All of the lines below are to be transcribed faithfully, with pictures excluded from the copy.

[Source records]
(begin)

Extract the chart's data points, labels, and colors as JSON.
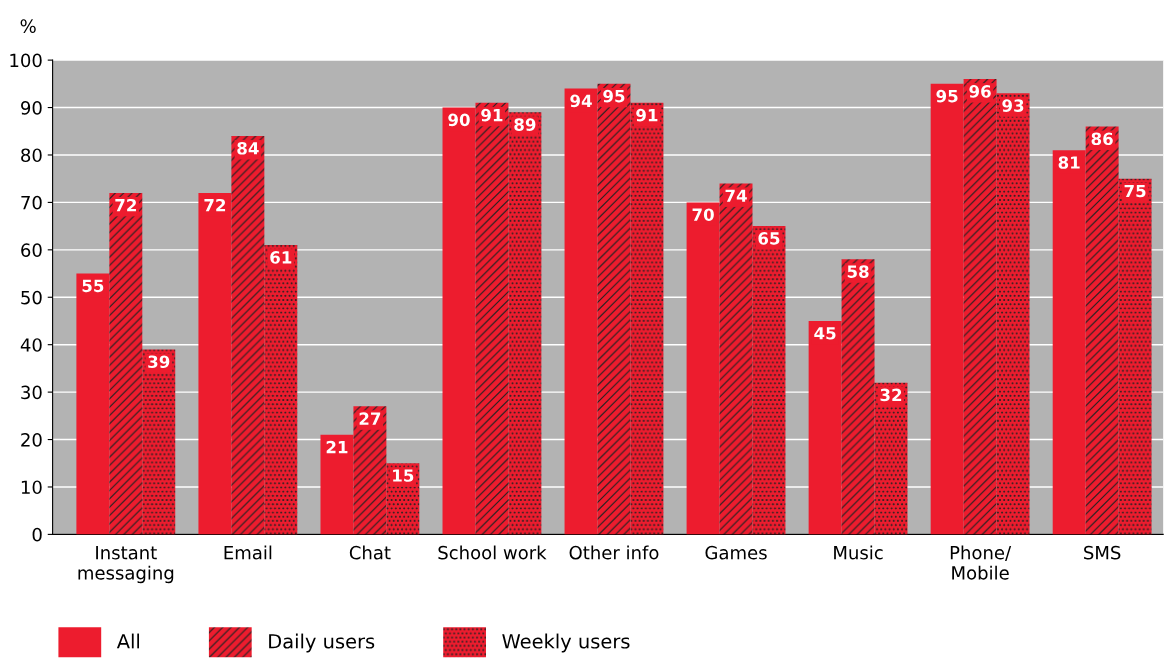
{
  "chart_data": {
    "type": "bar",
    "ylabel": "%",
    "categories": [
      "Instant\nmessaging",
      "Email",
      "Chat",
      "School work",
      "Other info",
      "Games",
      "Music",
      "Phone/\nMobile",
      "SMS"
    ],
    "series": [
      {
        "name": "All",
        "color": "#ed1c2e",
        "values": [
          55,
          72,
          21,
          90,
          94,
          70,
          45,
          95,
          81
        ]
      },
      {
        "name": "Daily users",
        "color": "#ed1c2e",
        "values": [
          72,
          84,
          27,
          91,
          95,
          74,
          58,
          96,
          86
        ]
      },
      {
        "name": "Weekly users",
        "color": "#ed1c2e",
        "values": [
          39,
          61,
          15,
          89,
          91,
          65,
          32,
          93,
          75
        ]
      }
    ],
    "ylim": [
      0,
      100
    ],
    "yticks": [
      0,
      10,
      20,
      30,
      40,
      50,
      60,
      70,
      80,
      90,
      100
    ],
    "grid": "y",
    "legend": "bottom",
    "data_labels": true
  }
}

(end)

* [RESULT]
Extract the chart's data points, labels, and colors as JSON.
{
  "chart_data": {
    "type": "bar",
    "ylabel": "%",
    "categories": [
      "Instant\nmessaging",
      "Email",
      "Chat",
      "School work",
      "Other info",
      "Games",
      "Music",
      "Phone/\nMobile",
      "SMS"
    ],
    "series": [
      {
        "name": "All",
        "color": "#ed1c2e",
        "values": [
          55,
          72,
          21,
          90,
          94,
          70,
          45,
          95,
          81
        ]
      },
      {
        "name": "Daily users",
        "color": "#ed1c2e",
        "values": [
          72,
          84,
          27,
          91,
          95,
          74,
          58,
          96,
          86
        ]
      },
      {
        "name": "Weekly users",
        "color": "#ed1c2e",
        "values": [
          39,
          61,
          15,
          89,
          91,
          65,
          32,
          93,
          75
        ]
      }
    ],
    "ylim": [
      0,
      100
    ],
    "yticks": [
      0,
      10,
      20,
      30,
      40,
      50,
      60,
      70,
      80,
      90,
      100
    ],
    "grid": "y",
    "legend": "bottom",
    "data_labels": true
  }
}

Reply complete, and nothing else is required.